** Start of The input **

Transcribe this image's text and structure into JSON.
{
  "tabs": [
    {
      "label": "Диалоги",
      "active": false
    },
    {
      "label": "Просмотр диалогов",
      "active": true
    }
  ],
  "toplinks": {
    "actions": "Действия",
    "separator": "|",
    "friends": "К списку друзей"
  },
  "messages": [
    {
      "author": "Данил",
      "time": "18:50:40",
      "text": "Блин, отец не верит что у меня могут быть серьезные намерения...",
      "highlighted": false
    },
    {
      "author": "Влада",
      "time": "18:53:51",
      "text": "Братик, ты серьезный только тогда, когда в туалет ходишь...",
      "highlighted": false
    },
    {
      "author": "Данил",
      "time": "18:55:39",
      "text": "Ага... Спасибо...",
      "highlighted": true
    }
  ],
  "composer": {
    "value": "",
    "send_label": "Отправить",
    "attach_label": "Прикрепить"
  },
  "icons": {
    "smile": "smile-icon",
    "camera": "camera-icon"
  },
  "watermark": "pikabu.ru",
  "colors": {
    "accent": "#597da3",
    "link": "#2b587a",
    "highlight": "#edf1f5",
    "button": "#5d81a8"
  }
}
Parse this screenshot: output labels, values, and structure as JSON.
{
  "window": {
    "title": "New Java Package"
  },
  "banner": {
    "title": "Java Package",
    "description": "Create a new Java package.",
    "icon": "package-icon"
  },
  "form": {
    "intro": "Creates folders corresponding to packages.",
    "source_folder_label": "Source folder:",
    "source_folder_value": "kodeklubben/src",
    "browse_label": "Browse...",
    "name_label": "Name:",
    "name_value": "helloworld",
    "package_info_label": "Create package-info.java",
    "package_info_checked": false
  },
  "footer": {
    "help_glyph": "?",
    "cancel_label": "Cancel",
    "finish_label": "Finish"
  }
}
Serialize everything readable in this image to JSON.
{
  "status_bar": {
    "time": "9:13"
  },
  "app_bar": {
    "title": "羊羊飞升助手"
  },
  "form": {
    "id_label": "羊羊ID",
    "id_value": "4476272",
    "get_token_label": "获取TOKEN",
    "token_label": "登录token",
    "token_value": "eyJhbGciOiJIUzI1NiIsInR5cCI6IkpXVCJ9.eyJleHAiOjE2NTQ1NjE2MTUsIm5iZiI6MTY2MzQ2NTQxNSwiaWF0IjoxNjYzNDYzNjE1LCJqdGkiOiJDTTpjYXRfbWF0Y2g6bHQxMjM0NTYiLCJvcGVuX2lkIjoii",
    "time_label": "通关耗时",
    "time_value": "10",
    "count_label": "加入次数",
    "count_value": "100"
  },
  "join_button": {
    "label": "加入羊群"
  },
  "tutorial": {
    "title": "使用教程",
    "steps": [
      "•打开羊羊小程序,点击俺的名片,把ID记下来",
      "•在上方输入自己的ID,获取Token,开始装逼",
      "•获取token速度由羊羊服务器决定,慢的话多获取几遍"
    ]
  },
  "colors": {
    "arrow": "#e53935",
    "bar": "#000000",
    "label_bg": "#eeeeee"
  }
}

** End of The input **

> Exercise instructions
Please reproduce every line of the material word for word.

> Exercise output
Transcribe this image's text and structure into JSON.
{
  "tabs": [
    {
      "label": "Диалоги",
      "active": false
    },
    {
      "label": "Просмотр диалогов",
      "active": true
    }
  ],
  "toplinks": {
    "actions": "Действия",
    "separator": "|",
    "friends": "К списку друзей"
  },
  "messages": [
    {
      "author": "Данил",
      "time": "18:50:40",
      "text": "Блин, отец не верит что у меня могут быть серьезные намерения...",
      "highlighted": false
    },
    {
      "author": "Влада",
      "time": "18:53:51",
      "text": "Братик, ты серьезный только тогда, когда в туалет ходишь...",
      "highlighted": false
    },
    {
      "author": "Данил",
      "time": "18:55:39",
      "text": "Ага... Спасибо...",
      "highlighted": true
    }
  ],
  "composer": {
    "value": "",
    "send_label": "Отправить",
    "attach_label": "Прикрепить"
  },
  "icons": {
    "smile": "smile-icon",
    "camera": "camera-icon"
  },
  "watermark": "pikabu.ru",
  "colors": {
    "accent": "#597da3",
    "link": "#2b587a",
    "highlight": "#edf1f5",
    "button": "#5d81a8"
  }
}
Parse this screenshot: output labels, values, and structure as JSON.
{
  "window": {
    "title": "New Java Package"
  },
  "banner": {
    "title": "Java Package",
    "description": "Create a new Java package.",
    "icon": "package-icon"
  },
  "form": {
    "intro": "Creates folders corresponding to packages.",
    "source_folder_label": "Source folder:",
    "source_folder_value": "kodeklubben/src",
    "browse_label": "Browse...",
    "name_label": "Name:",
    "name_value": "helloworld",
    "package_info_label": "Create package-info.java",
    "package_info_checked": false
  },
  "footer": {
    "help_glyph": "?",
    "cancel_label": "Cancel",
    "finish_label": "Finish"
  }
}
Serialize everything readable in this image to JSON.
{
  "status_bar": {
    "time": "9:13"
  },
  "app_bar": {
    "title": "羊羊飞升助手"
  },
  "form": {
    "id_label": "羊羊ID",
    "id_value": "4476272",
    "get_token_label": "获取TOKEN",
    "token_label": "登录token",
    "token_value": "eyJhbGciOiJIUzI1NiIsInR5cCI6IkpXVCJ9.eyJleHAiOjE2NTQ1NjE2MTUsIm5iZiI6MTY2MzQ2NTQxNSwiaWF0IjoxNjYzNDYzNjE1LCJqdGkiOiJDTTpjYXRfbWF0Y2g6bHQxMjM0NTYiLCJvcGVuX2lkIjoii",
    "time_label": "通关耗时",
    "time_value": "10",
    "count_label": "加入次数",
    "count_value": "100"
  },
  "join_button": {
    "label": "加入羊群"
  },
  "tutorial": {
    "title": "使用教程",
    "steps": [
      "•打开羊羊小程序,点击俺的名片,把ID记下来",
      "•在上方输入自己的ID,获取Token,开始装逼",
      "•获取token速度由羊羊服务器决定,慢的话多获取几遍"
    ]
  },
  "colors": {
    "arrow": "#e53935",
    "bar": "#000000",
    "label_bg": "#eeeeee"
  }
}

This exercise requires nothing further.